====== Input records ======
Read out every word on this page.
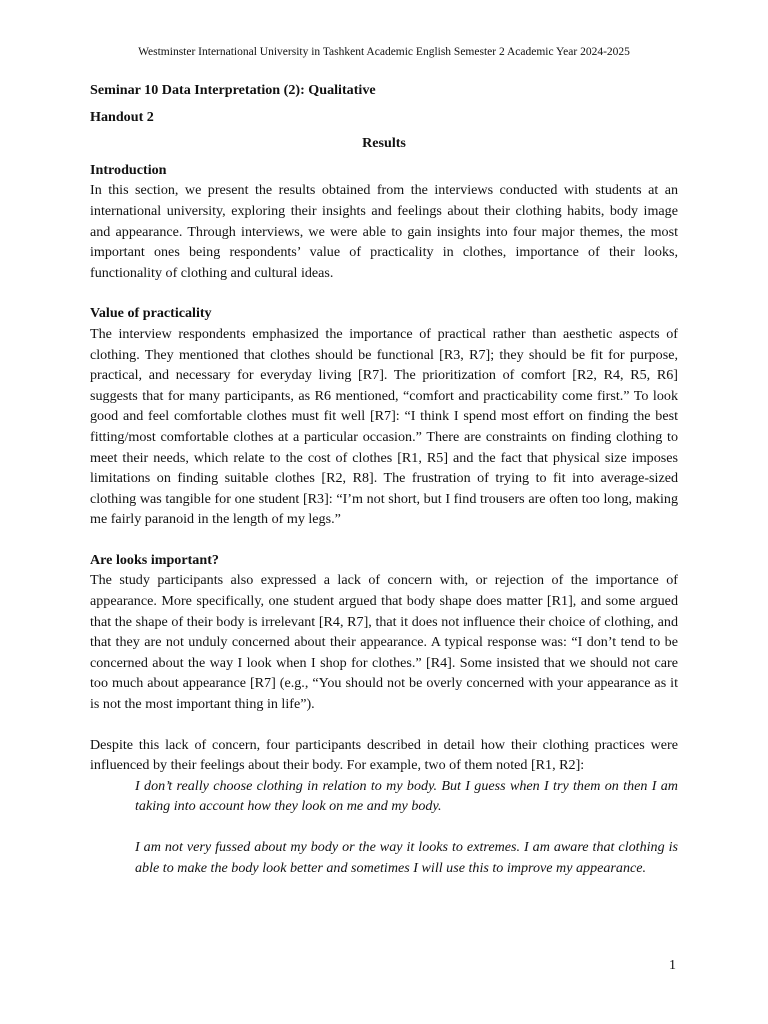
Westminster International University in Tashkent Academic English Semester 2 Academic Year 2024-2025
Seminar 10 Data Interpretation (2): Qualitative
Handout 2
Results
Introduction

In this section, we present the results obtained from the interviews conducted with students at an international university, exploring their insights and feelings about their clothing habits, body image and appearance. Through interviews, we were able to gain insights into four major themes, the most important ones being respondents’ value of practicality in clothes, importance of their looks, functionality of clothing and cultural ideas.

Value of practicality

The interview respondents emphasized the importance of practical rather than aesthetic aspects of clothing. They mentioned that clothes should be functional [R3, R7]; they should be fit for purpose, practical, and necessary for everyday living [R7]. The prioritization of comfort [R2, R4, R5, R6] suggests that for many participants, as R6 mentioned, “comfort and practicability come first.” To look good and feel comfortable clothes must fit well [R7]: “I think I spend most effort on finding the best fitting/most comfortable clothes at a particular occasion.” There are constraints on finding clothing to meet their needs, which relate to the cost of clothes [R1, R5] and the fact that physical size imposes limitations on finding suitable clothes [R2, R8]. The frustration of trying to fit into average-sized clothing was tangible for one student [R3]: “I’m not short, but I find trousers are often too long, making me fairly paranoid in the length of my legs.”

Are looks important?

The study participants also expressed a lack of concern with, or rejection of the importance of appearance. More specifically, one student argued that body shape does matter [R1], and some argued that the shape of their body is irrelevant [R4, R7], that it does not influence their choice of clothing, and that they are not unduly concerned about their appearance. A typical response was: “I don’t tend to be concerned about the way I look when I shop for clothes.” [R4]. Some insisted that we should not care too much about appearance [R7] (e.g., “You should not be overly concerned with your appearance as it is not the most important thing in life”).

Despite this lack of concern, four participants described in detail how their clothing practices were influenced by their feelings about their body. For example, two of them noted [R1, R2]:

I don’t really choose clothing in relation to my body. But I guess when I try them on then I am taking into account how they look on me and my body.

I am not very fussed about my body or the way it looks to extremes. I am aware that clothing is able to make the body look better and sometimes I will use this to improve my appearance.

1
======
Exercise
Return every line above that contains the word "into".

In response
In this section, we present the results obtained from the interviews conducted with students at an international university, exploring their insights and feelings about their clothing habits, body image and appearance. Through interviews, we were able to gain insights into four major themes, the most important ones being respondents’ value of practicality in clothes, importance of their looks, functionality of clothing and cultural ideas.
The interview respondents emphasized the importance of practical rather than aesthetic aspects of clothing. They mentioned that clothes should be functional [R3, R7]; they should be fit for purpose, practical, and necessary for everyday living [R7]. The prioritization of comfort [R2, R4, R5, R6] suggests that for many participants, as R6 mentioned, “comfort and practicability come first.” To look good and feel comfortable clothes must fit well [R7]: “I think I spend most effort on finding the best fitting/most comfortable clothes at a particular occasion.” There are constraints on finding clothing to meet their needs, which relate to the cost of clothes [R1, R5] and the fact that physical size imposes limitations on finding suitable clothes [R2, R8]. The frustration of trying to fit into average-sized clothing was tangible for one student [R3]: “I’m not short, but I find trousers are often too long, making me fairly paranoid in the length of my legs.”
I don’t really choose clothing in relation to my body. But I guess when I try them on then I am taking into account how they look on me and my body.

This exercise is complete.